(Extracted records)
##############################
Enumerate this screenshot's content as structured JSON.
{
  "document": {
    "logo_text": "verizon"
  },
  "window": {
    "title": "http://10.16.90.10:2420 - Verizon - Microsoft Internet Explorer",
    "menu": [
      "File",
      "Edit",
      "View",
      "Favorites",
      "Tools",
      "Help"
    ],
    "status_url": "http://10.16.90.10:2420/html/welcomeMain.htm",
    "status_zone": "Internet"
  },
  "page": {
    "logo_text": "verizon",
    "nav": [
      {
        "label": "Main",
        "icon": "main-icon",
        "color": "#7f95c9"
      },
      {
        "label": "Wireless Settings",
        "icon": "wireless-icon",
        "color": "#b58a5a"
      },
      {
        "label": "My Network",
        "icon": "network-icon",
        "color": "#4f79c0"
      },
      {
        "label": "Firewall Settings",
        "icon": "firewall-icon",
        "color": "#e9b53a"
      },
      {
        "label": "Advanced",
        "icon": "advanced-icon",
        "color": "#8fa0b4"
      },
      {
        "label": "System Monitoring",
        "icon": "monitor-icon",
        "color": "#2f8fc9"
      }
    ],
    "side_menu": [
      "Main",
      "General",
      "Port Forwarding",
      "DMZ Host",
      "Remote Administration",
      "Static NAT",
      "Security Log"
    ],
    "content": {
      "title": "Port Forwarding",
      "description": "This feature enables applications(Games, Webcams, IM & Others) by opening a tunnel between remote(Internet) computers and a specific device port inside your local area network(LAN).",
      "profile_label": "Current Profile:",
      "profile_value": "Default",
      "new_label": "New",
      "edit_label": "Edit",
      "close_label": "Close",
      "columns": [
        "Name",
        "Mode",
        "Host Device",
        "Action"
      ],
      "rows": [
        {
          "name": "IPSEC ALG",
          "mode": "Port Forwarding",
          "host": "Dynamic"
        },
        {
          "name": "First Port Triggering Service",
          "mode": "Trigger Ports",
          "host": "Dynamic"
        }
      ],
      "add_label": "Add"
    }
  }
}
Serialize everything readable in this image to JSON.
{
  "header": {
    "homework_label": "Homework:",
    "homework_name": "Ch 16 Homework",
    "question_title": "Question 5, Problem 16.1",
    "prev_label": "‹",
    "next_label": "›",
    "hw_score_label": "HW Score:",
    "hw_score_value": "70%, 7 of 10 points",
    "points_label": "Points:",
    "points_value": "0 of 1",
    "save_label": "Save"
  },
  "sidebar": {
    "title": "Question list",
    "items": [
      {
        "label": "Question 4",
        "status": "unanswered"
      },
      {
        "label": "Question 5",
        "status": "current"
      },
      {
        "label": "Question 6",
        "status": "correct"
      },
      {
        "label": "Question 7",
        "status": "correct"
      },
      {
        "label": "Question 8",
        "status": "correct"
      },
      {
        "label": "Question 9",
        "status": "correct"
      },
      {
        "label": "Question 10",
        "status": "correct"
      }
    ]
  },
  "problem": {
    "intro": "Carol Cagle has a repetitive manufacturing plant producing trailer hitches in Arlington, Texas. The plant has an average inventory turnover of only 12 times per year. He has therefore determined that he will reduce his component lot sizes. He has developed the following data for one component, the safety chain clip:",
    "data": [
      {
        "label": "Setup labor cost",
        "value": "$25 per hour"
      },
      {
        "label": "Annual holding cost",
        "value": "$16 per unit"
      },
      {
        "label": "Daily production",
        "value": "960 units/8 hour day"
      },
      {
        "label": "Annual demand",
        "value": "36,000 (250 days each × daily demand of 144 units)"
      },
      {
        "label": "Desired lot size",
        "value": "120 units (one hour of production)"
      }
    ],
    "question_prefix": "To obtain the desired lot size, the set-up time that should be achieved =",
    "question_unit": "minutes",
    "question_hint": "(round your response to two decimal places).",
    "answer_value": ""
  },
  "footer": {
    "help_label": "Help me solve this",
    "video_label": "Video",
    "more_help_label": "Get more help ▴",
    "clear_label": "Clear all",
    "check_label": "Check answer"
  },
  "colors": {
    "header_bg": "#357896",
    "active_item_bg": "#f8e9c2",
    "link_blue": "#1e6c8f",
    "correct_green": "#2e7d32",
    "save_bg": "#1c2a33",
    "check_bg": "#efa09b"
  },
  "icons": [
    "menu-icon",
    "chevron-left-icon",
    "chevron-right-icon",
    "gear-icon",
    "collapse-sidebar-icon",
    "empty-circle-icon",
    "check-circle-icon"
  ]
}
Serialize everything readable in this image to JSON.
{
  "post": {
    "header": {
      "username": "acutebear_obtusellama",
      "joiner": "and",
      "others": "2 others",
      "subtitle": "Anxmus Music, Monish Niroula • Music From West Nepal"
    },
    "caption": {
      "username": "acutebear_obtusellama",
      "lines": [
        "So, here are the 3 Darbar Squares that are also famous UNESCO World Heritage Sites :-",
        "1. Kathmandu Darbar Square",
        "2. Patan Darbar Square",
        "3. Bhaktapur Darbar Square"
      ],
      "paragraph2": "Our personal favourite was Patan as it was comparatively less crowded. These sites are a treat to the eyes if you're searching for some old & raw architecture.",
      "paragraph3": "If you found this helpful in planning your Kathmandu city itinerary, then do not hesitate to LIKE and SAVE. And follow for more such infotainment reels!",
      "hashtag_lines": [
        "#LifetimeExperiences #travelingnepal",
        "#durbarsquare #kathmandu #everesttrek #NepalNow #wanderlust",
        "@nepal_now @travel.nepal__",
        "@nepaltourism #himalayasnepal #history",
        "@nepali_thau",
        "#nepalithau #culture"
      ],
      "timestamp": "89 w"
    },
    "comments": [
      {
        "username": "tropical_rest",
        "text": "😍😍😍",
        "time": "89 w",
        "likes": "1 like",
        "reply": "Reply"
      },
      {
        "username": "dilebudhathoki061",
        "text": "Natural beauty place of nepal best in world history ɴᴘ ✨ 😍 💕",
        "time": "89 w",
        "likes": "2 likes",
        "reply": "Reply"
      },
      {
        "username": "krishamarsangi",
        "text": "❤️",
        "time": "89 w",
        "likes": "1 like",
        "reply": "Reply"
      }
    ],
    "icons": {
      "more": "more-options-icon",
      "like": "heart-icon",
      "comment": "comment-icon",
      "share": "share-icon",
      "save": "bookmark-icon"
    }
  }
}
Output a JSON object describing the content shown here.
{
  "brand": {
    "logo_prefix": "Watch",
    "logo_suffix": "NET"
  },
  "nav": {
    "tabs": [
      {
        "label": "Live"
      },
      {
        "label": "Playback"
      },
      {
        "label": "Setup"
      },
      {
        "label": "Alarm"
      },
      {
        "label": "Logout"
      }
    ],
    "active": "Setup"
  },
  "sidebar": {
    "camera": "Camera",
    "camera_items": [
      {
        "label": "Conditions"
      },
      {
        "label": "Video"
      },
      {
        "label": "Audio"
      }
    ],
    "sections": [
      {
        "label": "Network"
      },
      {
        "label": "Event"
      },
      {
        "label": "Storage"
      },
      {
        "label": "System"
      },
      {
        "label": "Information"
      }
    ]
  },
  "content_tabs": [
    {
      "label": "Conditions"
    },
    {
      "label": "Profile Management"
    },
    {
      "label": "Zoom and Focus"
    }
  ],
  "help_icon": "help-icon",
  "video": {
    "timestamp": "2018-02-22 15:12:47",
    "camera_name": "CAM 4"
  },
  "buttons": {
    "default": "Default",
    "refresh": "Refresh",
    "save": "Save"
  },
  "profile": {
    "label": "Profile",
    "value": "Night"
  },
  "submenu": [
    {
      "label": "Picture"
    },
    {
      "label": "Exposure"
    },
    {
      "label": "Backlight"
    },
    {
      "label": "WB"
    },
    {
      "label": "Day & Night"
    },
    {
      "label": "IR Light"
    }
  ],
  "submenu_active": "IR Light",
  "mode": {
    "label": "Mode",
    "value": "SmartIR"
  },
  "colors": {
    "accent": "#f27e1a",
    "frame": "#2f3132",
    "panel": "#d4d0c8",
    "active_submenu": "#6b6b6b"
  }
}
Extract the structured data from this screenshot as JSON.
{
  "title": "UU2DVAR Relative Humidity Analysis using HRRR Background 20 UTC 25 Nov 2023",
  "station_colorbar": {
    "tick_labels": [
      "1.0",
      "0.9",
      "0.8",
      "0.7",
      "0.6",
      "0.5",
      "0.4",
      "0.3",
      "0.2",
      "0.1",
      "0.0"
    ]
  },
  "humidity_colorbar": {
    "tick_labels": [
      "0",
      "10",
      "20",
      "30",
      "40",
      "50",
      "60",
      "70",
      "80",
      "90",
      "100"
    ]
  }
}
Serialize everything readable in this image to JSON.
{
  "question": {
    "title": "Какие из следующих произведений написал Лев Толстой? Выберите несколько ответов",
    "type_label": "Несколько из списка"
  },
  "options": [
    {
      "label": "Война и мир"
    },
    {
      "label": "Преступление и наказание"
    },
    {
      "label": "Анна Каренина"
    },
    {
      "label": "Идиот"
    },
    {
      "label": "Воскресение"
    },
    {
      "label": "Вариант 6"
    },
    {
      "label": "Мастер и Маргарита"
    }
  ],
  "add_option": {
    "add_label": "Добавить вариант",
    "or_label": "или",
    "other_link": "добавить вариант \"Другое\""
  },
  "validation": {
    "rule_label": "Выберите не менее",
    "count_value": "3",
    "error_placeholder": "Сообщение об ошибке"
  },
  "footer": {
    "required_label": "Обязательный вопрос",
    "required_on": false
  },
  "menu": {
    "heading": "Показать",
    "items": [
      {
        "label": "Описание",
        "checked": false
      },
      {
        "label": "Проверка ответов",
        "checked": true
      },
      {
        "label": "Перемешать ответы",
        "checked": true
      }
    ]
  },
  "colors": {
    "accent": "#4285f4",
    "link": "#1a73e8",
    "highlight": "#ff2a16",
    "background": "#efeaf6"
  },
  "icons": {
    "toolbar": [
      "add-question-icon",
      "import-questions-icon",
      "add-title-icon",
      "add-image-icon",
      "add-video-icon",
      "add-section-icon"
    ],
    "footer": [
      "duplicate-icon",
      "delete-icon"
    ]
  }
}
##############################
# DIRECTIONS FOR THIS TASK
Tally the lines of the data that hold the string "history". Answer with the number and nothing more.

# FINAL RESULT
2